Present every line in which the string "CQJZT" appears.
**********
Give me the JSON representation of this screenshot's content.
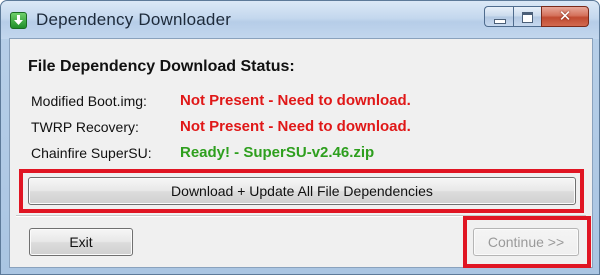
{
  "window": {
    "title": "Dependency Downloader",
    "icon": "download-arrow-icon"
  },
  "caption_buttons": {
    "minimize_icon": "minimize-icon",
    "maximize_icon": "maximize-icon",
    "close_glyph": "✕"
  },
  "heading": "File Dependency Download Status:",
  "rows": [
    {
      "label": "Modified Boot.img:",
      "status": "Not Present - Need to download.",
      "state": "missing"
    },
    {
      "label": "TWRP Recovery:",
      "status": "Not Present - Need to download.",
      "state": "missing"
    },
    {
      "label": "Chainfire SuperSU:",
      "status": "Ready! - SuperSU-v2.46.zip",
      "state": "ready"
    }
  ],
  "buttons": {
    "download_all": "Download + Update All File Dependencies",
    "exit": "Exit",
    "continue": "Continue >>",
    "continue_enabled": false
  },
  "colors": {
    "missing": "#e01818",
    "ready": "#2e9f1e",
    "highlight": "#e01523"
  }
}
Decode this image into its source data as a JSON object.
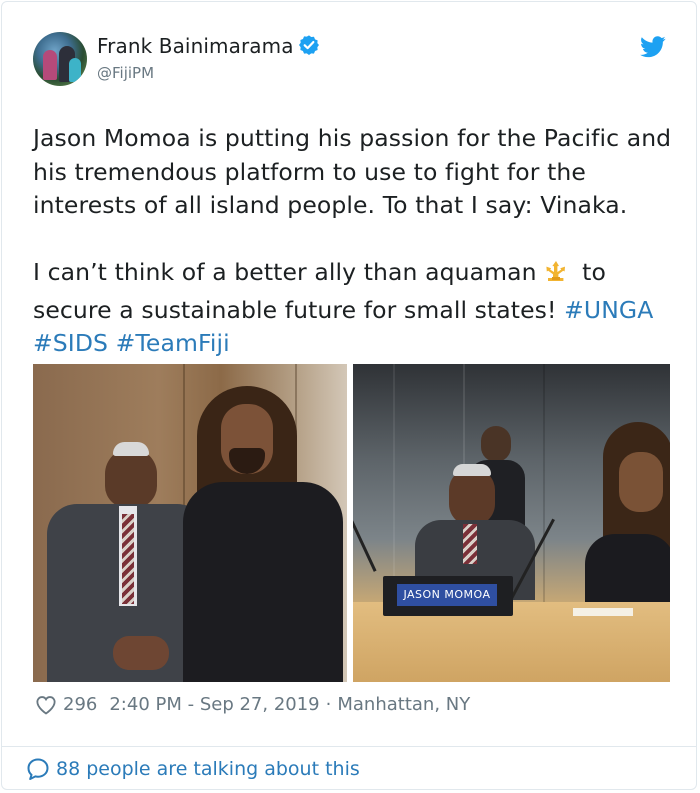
{
  "author": {
    "display_name": "Frank Bainimarama",
    "handle": "@FijiPM",
    "verified": true
  },
  "tweet": {
    "paragraph1": "Jason Momoa is putting his passion for the Pacific and his tremendous platform to use to fight for the interests of all island people. To that I say: Vinaka.",
    "paragraph2_text": "I can’t think of a better ally than aquaman",
    "paragraph2_after_emoji": " to secure a sustainable future for small states! ",
    "emoji": "trident-icon",
    "hashtags": [
      "#UNGA",
      "#SIDS",
      "#TeamFiji"
    ]
  },
  "media": {
    "photo_count": 2,
    "nameplate_text": "JASON MOMOA"
  },
  "footer": {
    "like_count": "296",
    "timestamp": "2:40 PM - Sep 27, 2019",
    "separator": "·",
    "location": "Manhattan, NY"
  },
  "conversation": {
    "label": "88 people are talking about this"
  },
  "colors": {
    "link": "#2b7bb9",
    "meta": "#697882",
    "verified": "#1da1f2",
    "twitter_bird": "#1da1f2",
    "text": "#1c2022"
  },
  "icons": [
    "verified-badge-icon",
    "twitter-bird-icon",
    "heart-icon",
    "speech-bubble-icon",
    "trident-icon"
  ]
}
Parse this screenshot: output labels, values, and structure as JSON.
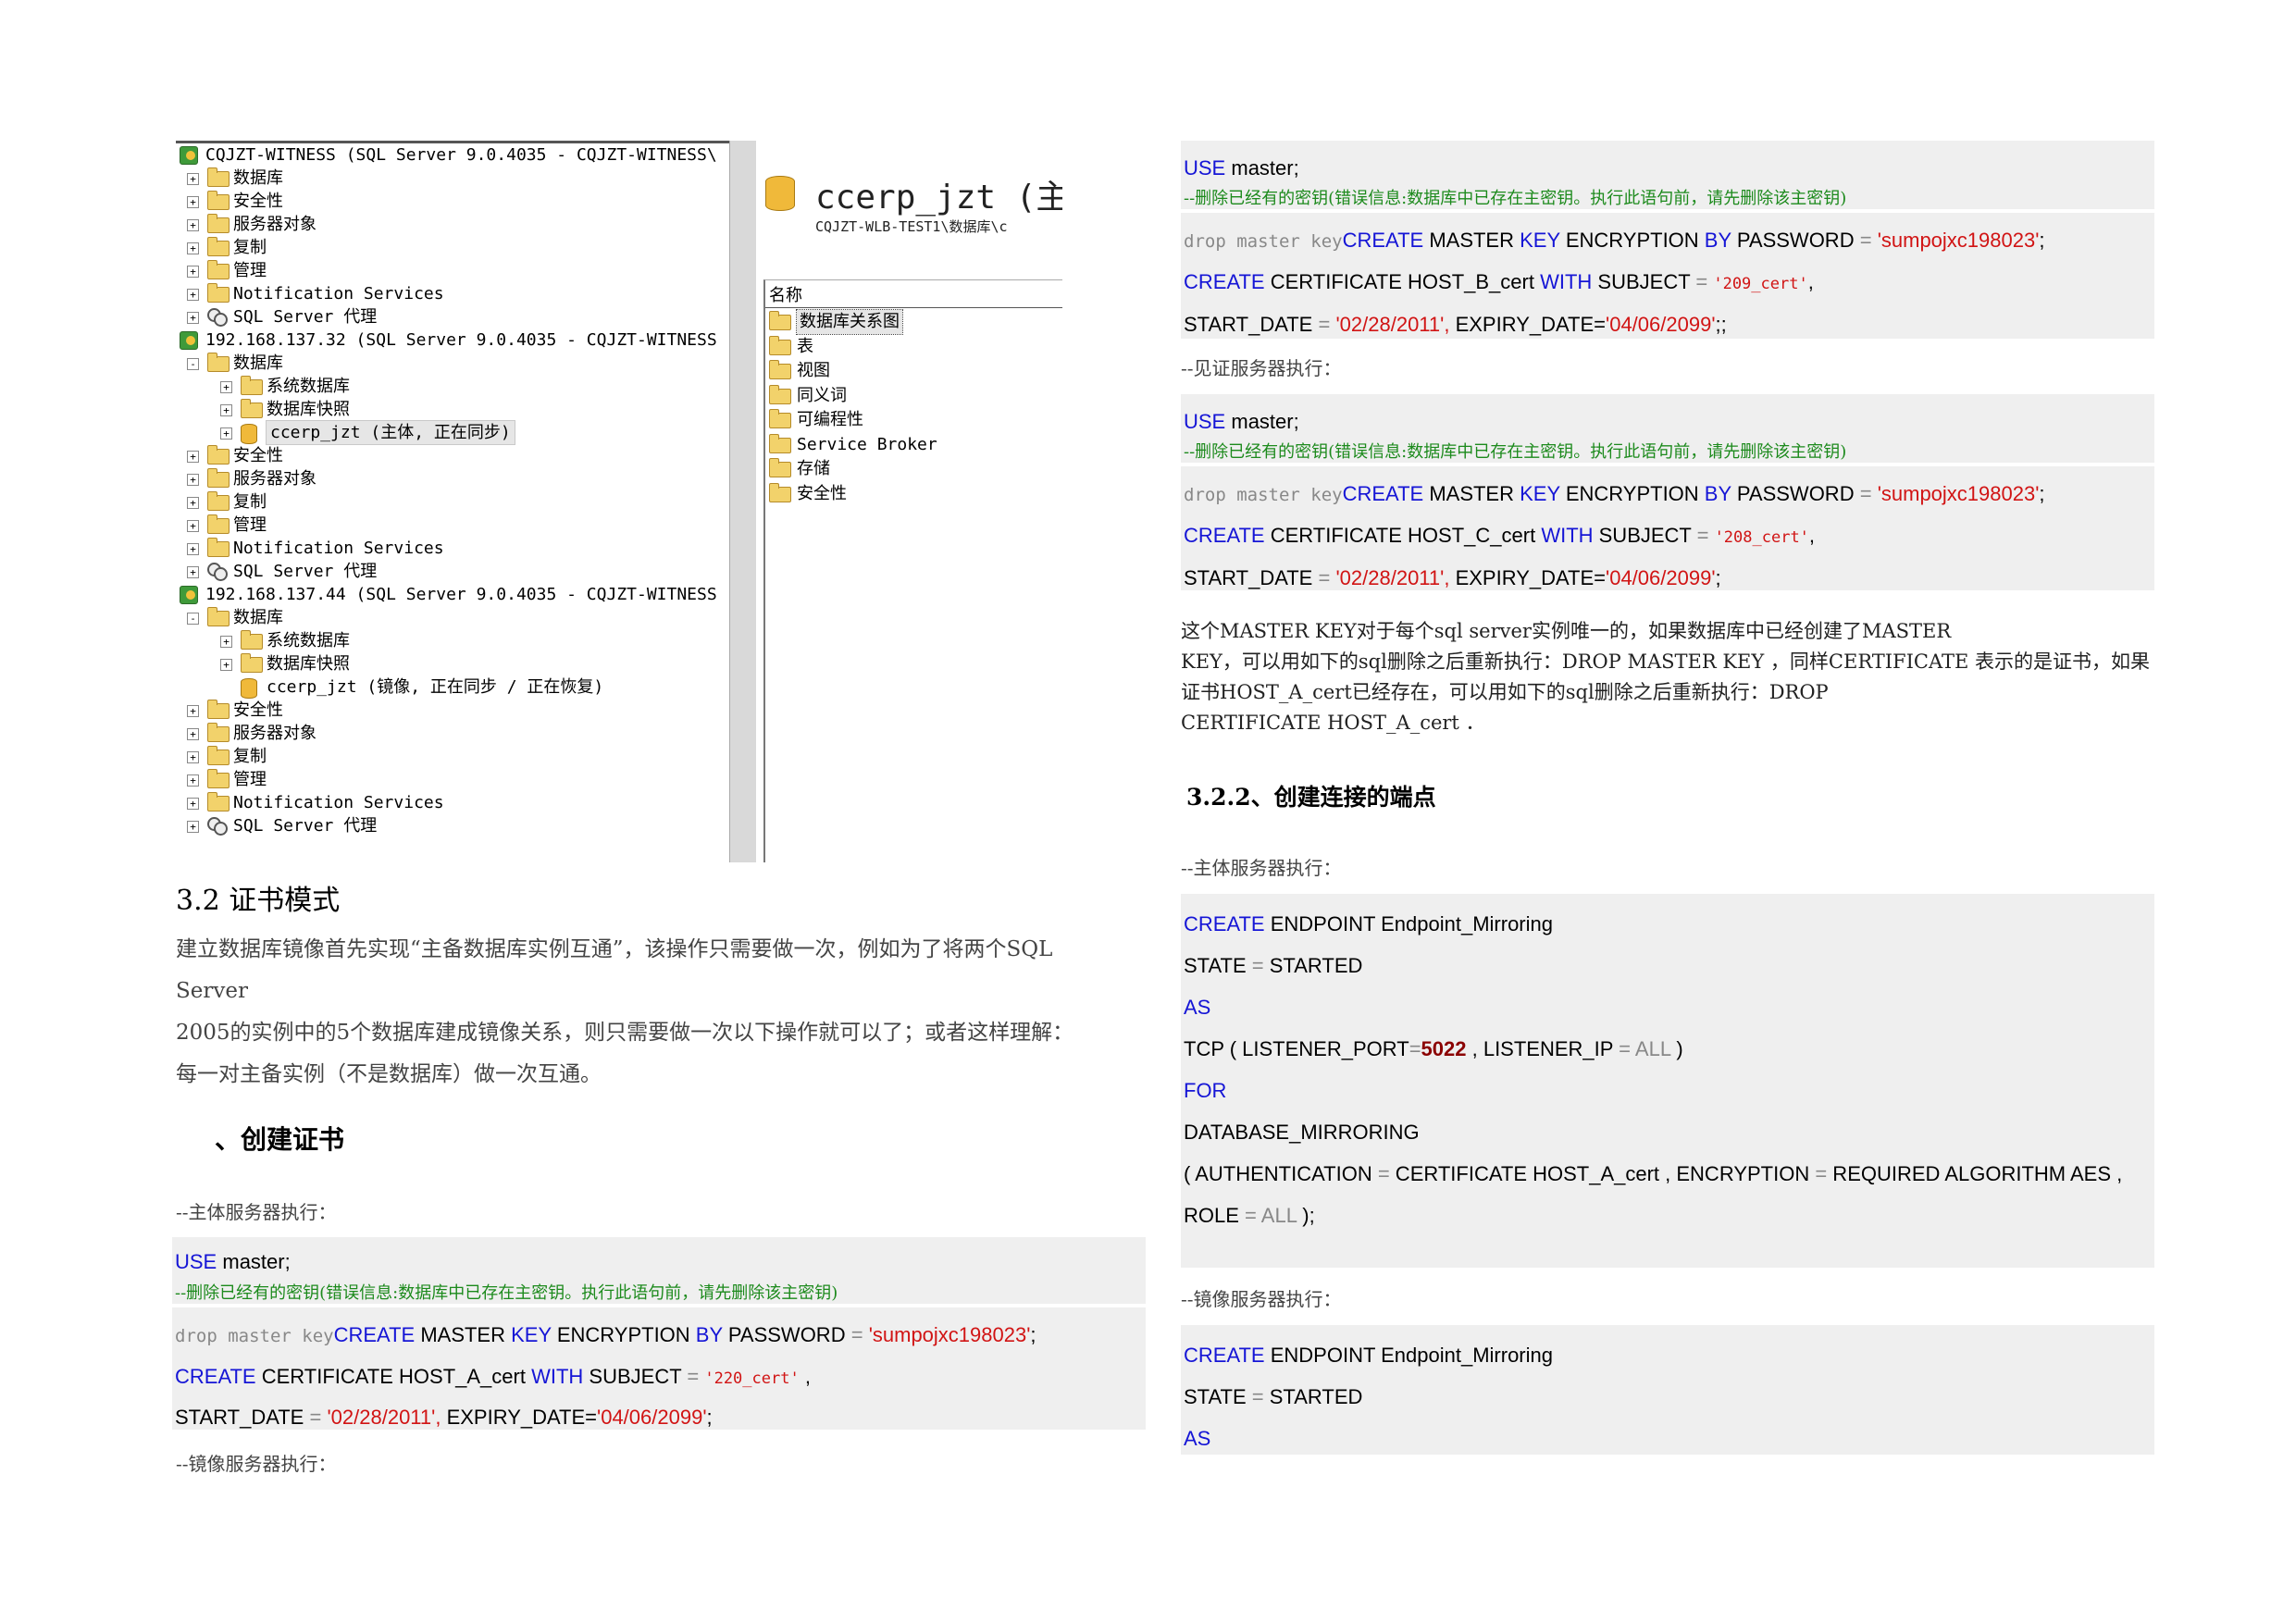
{
  "screenshot": {
    "tree": [
      {
        "indent": 0,
        "expander": "",
        "icon": "server",
        "label": "CQJZT-WITNESS (SQL Server 9.0.4035 - CQJZT-WITNESS\\"
      },
      {
        "indent": 1,
        "expander": "+",
        "icon": "folder",
        "label": "数据库"
      },
      {
        "indent": 1,
        "expander": "+",
        "icon": "folder",
        "label": "安全性"
      },
      {
        "indent": 1,
        "expander": "+",
        "icon": "folder",
        "label": "服务器对象"
      },
      {
        "indent": 1,
        "expander": "+",
        "icon": "folder",
        "label": "复制"
      },
      {
        "indent": 1,
        "expander": "+",
        "icon": "folder",
        "label": "管理"
      },
      {
        "indent": 1,
        "expander": "+",
        "icon": "folder",
        "label": "Notification Services"
      },
      {
        "indent": 1,
        "expander": "+",
        "icon": "agent",
        "label": "SQL Server 代理"
      },
      {
        "indent": 0,
        "expander": "",
        "icon": "server",
        "label": "192.168.137.32 (SQL Server 9.0.4035 - CQJZT-WITNESS"
      },
      {
        "indent": 1,
        "expander": "-",
        "icon": "folder",
        "label": "数据库"
      },
      {
        "indent": 2,
        "expander": "+",
        "icon": "folder",
        "label": "系统数据库"
      },
      {
        "indent": 2,
        "expander": "+",
        "icon": "folder",
        "label": "数据库快照"
      },
      {
        "indent": 2,
        "expander": "+",
        "icon": "db",
        "label": "ccerp_jzt (主体, 正在同步)",
        "selected": true
      },
      {
        "indent": 1,
        "expander": "+",
        "icon": "folder",
        "label": "安全性"
      },
      {
        "indent": 1,
        "expander": "+",
        "icon": "folder",
        "label": "服务器对象"
      },
      {
        "indent": 1,
        "expander": "+",
        "icon": "folder",
        "label": "复制"
      },
      {
        "indent": 1,
        "expander": "+",
        "icon": "folder",
        "label": "管理"
      },
      {
        "indent": 1,
        "expander": "+",
        "icon": "folder",
        "label": "Notification Services"
      },
      {
        "indent": 1,
        "expander": "+",
        "icon": "agent",
        "label": "SQL Server 代理"
      },
      {
        "indent": 0,
        "expander": "",
        "icon": "server",
        "label": "192.168.137.44 (SQL Server 9.0.4035 - CQJZT-WITNESS"
      },
      {
        "indent": 1,
        "expander": "-",
        "icon": "folder",
        "label": "数据库"
      },
      {
        "indent": 2,
        "expander": "+",
        "icon": "folder",
        "label": "系统数据库"
      },
      {
        "indent": 2,
        "expander": "+",
        "icon": "folder",
        "label": "数据库快照"
      },
      {
        "indent": 2,
        "expander": "",
        "icon": "db",
        "label": "ccerp_jzt (镜像, 正在同步 / 正在恢复)"
      },
      {
        "indent": 1,
        "expander": "+",
        "icon": "folder",
        "label": "安全性"
      },
      {
        "indent": 1,
        "expander": "+",
        "icon": "folder",
        "label": "服务器对象"
      },
      {
        "indent": 1,
        "expander": "+",
        "icon": "folder",
        "label": "复制"
      },
      {
        "indent": 1,
        "expander": "+",
        "icon": "folder",
        "label": "管理"
      },
      {
        "indent": 1,
        "expander": "+",
        "icon": "folder",
        "label": "Notification Services"
      },
      {
        "indent": 1,
        "expander": "+",
        "icon": "agent",
        "label": "SQL Server 代理"
      }
    ],
    "detail_title": "ccerp_jzt (主",
    "detail_path": "CQJZT-WLB-TEST1\\数据库\\c",
    "list_header": "名称",
    "list_items": [
      "数据库关系图",
      "表",
      "视图",
      "同义词",
      "可编程性",
      "Service Broker",
      "存储",
      "安全性"
    ]
  },
  "left": {
    "section_title": "3.2 证书模式",
    "para_lines": [
      "建立数据库镜像首先实现“主备数据库实例互通”，该操作只需要做一次，例如为了将两个SQL",
      "Server",
      "2005的实例中的5个数据库建成镜像关系，则只需要做一次以下操作就可以了；或者这样理解：",
      "每一对主备实例（不是数据库）做一次互通。"
    ],
    "sub_title": "、创建证书",
    "principal_comment": "--主体服务器执行：",
    "mirror_comment": "--镜像服务器执行：",
    "cert_name": "HOST_A_cert",
    "subject": "'220_cert'",
    "expiry_tail": ";"
  },
  "right": {
    "block1": {
      "cert_name": "HOST_B_cert",
      "subject": "'209_cert'",
      "expiry_tail": ";;"
    },
    "witness_comment": "--见证服务器执行：",
    "block2": {
      "cert_name": "HOST_C_cert",
      "subject": "'208_cert'",
      "expiry_tail": ";"
    },
    "note_lines": [
      "这个MASTER KEY对于每个sql server实例唯一的，如果数据库中已经创建了MASTER",
      "KEY，可以用如下的sql删除之后重新执行：DROP MASTER KEY ，同样CERTIFICATE 表示的是证书，如果",
      "证书HOST_A_cert已经存在，可以用如下的sql删除之后重新执行：DROP",
      "CERTIFICATE HOST_A_cert ．"
    ],
    "sub_title": "3.2.2、创建连接的端点",
    "principal_comment": "--主体服务器执行：",
    "mirror_comment": "--镜像服务器执行：",
    "endpoint": {
      "l1_kw": "CREATE",
      "l1_rest": " ENDPOINT Endpoint_Mirroring",
      "l2": "STATE",
      "l2_val": "STARTED",
      "l3": "AS",
      "l4a": "TCP ( LISTENER_PORT",
      "l4_port": "5022",
      "l4b": " , LISTENER_IP ",
      "l4_all": "ALL",
      "l4c": " )",
      "l5": "FOR",
      "l6": "DATABASE_MIRRORING",
      "l7a": "( AUTHENTICATION ",
      "l7b": " CERTIFICATE HOST_A_cert , ENCRYPTION ",
      "l7c": " REQUIRED ALGORITHM AES ,",
      "l8a": "ROLE ",
      "l8_all": "ALL",
      "l8b": " );"
    }
  },
  "sql": {
    "use_kw": "USE",
    "use_rest": " master;",
    "drop_comment": "--删除已经有的密钥(错误信息:数据库中已存在主密钥。执行此语句前，请先删除该主密钥)",
    "drop_mono": "drop master key",
    "create_kw": "CREATE",
    "master_key_mid": " MASTER ",
    "key_kw": "KEY",
    "encryption": " ENCRYPTION ",
    "by_kw": "BY",
    "password": " PASSWORD ",
    "pwd": "'sumpojxc198023'",
    "semi": ";",
    "cert_kw": " CERTIFICATE ",
    "with_kw": "WITH",
    "subject_kw": " SUBJECT ",
    "start": "START_DATE ",
    "start_val": "'02/28/2011',",
    "expiry": "  EXPIRY_DATE=",
    "expiry_val": "'04/06/2099'",
    "eq": "=",
    "comma": ","
  }
}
**********
### ANSWER IN FULL:
        "label": "CQJZT-WITNESS (SQL Server 9.0.4035 - CQJZT-WITNESS\\"
        "label": "192.168.137.32 (SQL Server 9.0.4035 - CQJZT-WITNESS"
        "label": "192.168.137.44 (SQL Server 9.0.4035 - CQJZT-WITNESS"
    "detail_path": "CQJZT-WLB-TEST1\\数据库\\c",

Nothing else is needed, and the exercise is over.